### Given task:
Gather, from the data below, each line in which the word "Output" occurs.

Figure contents as structured data:
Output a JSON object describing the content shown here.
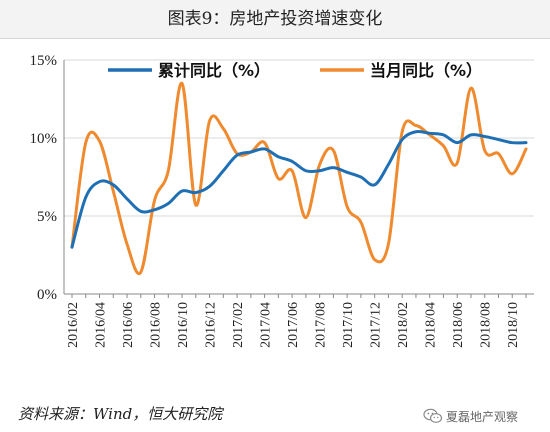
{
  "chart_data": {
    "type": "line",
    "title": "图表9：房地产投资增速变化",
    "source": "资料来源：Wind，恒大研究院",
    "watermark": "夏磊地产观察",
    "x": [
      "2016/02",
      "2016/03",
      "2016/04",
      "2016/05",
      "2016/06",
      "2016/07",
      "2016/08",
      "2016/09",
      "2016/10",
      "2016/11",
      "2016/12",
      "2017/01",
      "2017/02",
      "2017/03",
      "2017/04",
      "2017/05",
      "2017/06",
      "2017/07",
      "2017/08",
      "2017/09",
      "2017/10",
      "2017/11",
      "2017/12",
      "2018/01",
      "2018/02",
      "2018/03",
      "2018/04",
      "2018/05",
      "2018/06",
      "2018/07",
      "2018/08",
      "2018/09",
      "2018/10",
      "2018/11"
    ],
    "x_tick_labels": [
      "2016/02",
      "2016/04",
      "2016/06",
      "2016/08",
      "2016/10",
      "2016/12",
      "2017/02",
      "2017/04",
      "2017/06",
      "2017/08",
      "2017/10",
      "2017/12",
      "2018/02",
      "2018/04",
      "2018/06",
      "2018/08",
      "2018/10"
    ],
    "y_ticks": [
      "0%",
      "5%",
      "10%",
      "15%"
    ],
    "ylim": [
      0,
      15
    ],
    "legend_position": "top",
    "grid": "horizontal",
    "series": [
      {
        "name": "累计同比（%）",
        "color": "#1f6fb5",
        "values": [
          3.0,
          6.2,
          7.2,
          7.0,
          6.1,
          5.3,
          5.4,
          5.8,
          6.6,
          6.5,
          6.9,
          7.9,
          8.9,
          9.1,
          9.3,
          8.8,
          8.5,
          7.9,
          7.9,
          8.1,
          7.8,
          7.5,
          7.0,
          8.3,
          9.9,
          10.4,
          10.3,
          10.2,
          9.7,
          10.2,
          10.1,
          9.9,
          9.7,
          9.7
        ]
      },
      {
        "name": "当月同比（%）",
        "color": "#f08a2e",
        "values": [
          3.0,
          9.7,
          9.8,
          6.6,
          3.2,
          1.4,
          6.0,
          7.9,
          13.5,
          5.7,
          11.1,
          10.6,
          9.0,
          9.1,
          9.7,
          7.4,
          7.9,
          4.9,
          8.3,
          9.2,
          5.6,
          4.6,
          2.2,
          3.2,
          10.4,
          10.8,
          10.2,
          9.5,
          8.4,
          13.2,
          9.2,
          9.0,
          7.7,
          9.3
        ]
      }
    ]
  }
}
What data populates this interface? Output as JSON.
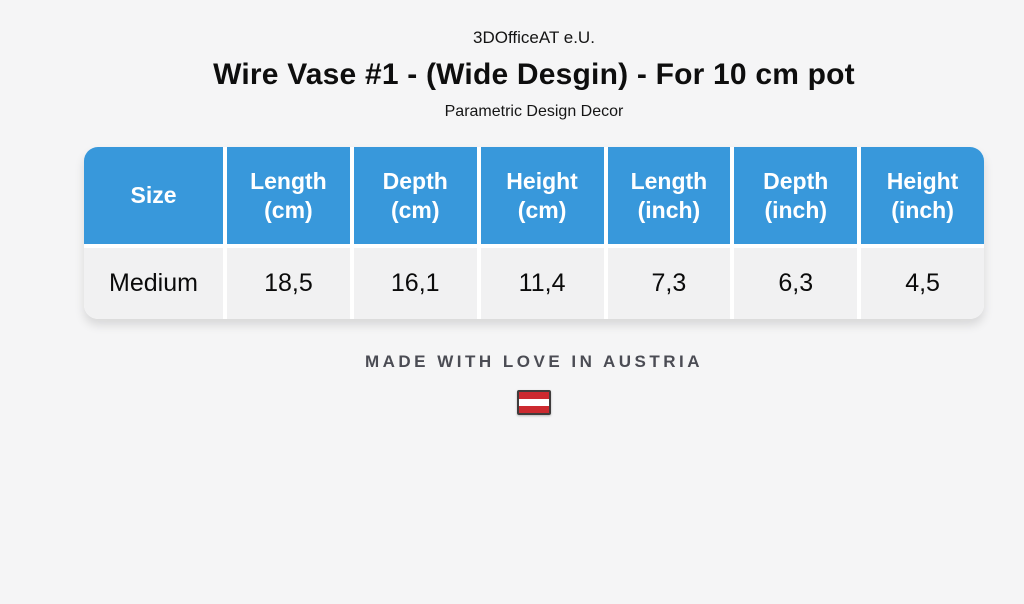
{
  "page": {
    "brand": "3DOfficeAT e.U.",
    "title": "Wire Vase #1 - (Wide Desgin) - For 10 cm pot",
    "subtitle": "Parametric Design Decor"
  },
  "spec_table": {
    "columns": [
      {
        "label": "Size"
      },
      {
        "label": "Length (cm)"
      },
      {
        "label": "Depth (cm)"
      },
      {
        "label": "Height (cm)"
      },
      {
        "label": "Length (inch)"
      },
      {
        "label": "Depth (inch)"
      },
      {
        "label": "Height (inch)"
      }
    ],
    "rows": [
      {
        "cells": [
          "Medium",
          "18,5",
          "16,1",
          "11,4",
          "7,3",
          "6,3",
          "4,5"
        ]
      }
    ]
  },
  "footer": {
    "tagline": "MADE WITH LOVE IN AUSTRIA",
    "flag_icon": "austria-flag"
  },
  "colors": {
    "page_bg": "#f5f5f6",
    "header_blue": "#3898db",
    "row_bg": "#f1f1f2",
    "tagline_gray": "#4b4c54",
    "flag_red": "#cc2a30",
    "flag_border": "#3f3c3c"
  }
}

### The result:
Output a JSON object describing the content shown here.
What data populates this interface? Output as JSON.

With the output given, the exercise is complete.